EXERCISE DESCRIPTION
Keep the pictures out and restate every record exactly.

[start GIVEN RECORDS]

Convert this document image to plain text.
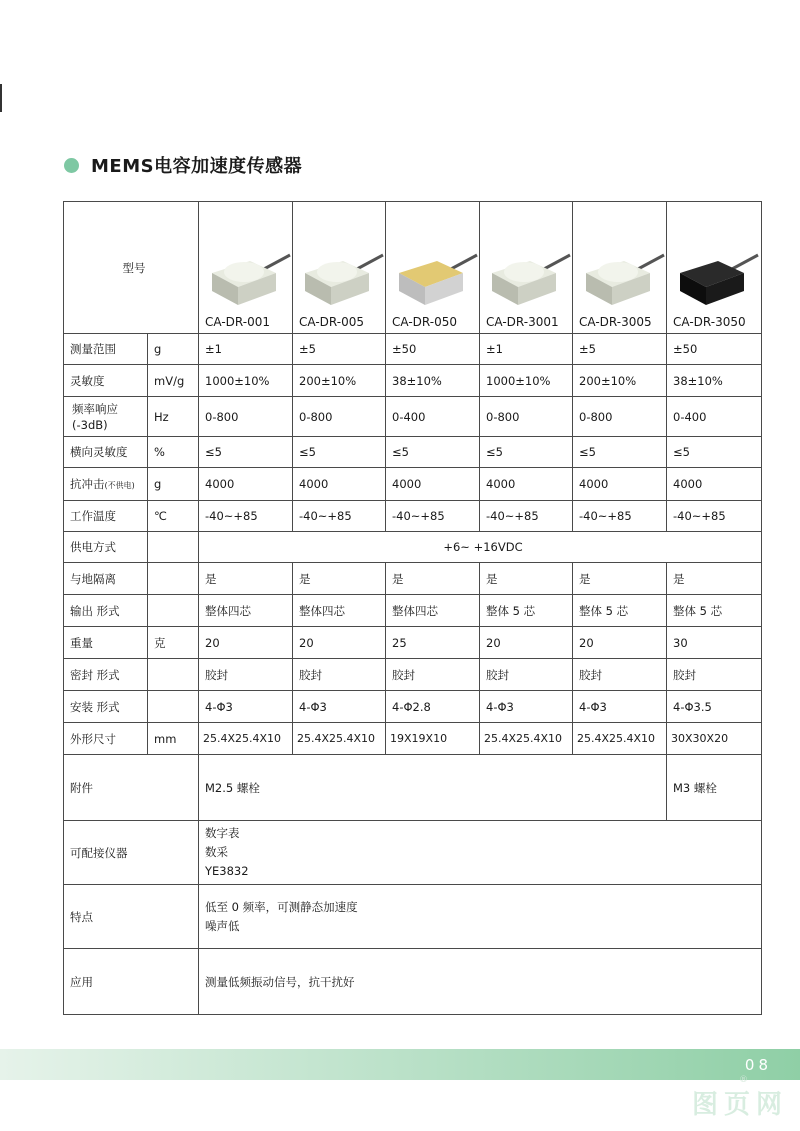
MEMS电容加速度传感器
型号		CA-DR-001	CA-DR-005	CA-DR-050	CA-DR-3001	CA-DR-3005	CA-DR-3050

测量范围	g	±1	±5	±50	±1	±5	±50
灵敏度	mV/g	1000±10%	200±10%	38±10%	1000±10%	200±10%	38±10%

频率响应
(-3dB)	Hz	0-800	0-800	0-400	0-800	0-800	0-400
横向灵敏度	%	≤5	≤5	≤5	≤5	≤5	≤5
抗冲击(不供电)	g	4000	4000	4000	4000	4000	4000
工作温度	℃	-40~+85	-40~+85	-40~+85	-40~+85	-40~+85	-40~+85
供电方式		+6~ +16VDC					
与地隔离		是	是	是	是	是	是
输出 形式		整体四芯	整体四芯	整体四芯	整体 5 芯	整体 5 芯	整体 5 芯
重量	克	20	20	25	20	20	30
密封 形式		胶封	胶封	胶封	胶封	胶封	胶封
安装 形式		4-Φ3	4-Φ3	4-Φ2.8	4-Φ3	4-Φ3	4-Φ3.5
外形尺寸	mm	25.4X25.4X10	25.4X25.4X10	19X19X10	25.4X25.4X10	25.4X25.4X10	30X30X20
附件		M2.5 螺栓					M3 螺栓
可配接仪器		数字表
数采
YE3832					

特点		低至 0 频率，可测静态加速度
噪声低					

应用		测量低频振动信号，抗干扰好					
08
®
图页网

[end GIVEN RECORDS]

RESPONSE FOR THIS EXERCISE
Convert this document image to plain text.
MEMS电容加速度传感器
型号		CA-DR-001	CA-DR-005	CA-DR-050	CA-DR-3001	CA-DR-3005	CA-DR-3050

测量范围	g	±1	±5	±50	±1	±5	±50
灵敏度	mV/g	1000±10%	200±10%	38±10%	1000±10%	200±10%	38±10%

频率响应
(-3dB)	Hz	0-800	0-800	0-400	0-800	0-800	0-400
横向灵敏度	%	≤5	≤5	≤5	≤5	≤5	≤5
抗冲击(不供电)	g	4000	4000	4000	4000	4000	4000
工作温度	℃	-40~+85	-40~+85	-40~+85	-40~+85	-40~+85	-40~+85
供电方式		+6~ +16VDC					
与地隔离		是	是	是	是	是	是
输出 形式		整体四芯	整体四芯	整体四芯	整体 5 芯	整体 5 芯	整体 5 芯
重量	克	20	20	25	20	20	30
密封 形式		胶封	胶封	胶封	胶封	胶封	胶封
安装 形式		4-Φ3	4-Φ3	4-Φ2.8	4-Φ3	4-Φ3	4-Φ3.5
外形尺寸	mm	25.4X25.4X10	25.4X25.4X10	19X19X10	25.4X25.4X10	25.4X25.4X10	30X30X20
附件		M2.5 螺栓					M3 螺栓
可配接仪器		数字表
数采
YE3832					

特点		低至 0 频率，可测静态加速度
噪声低					

应用		测量低频振动信号，抗干扰好					
08
®
图页网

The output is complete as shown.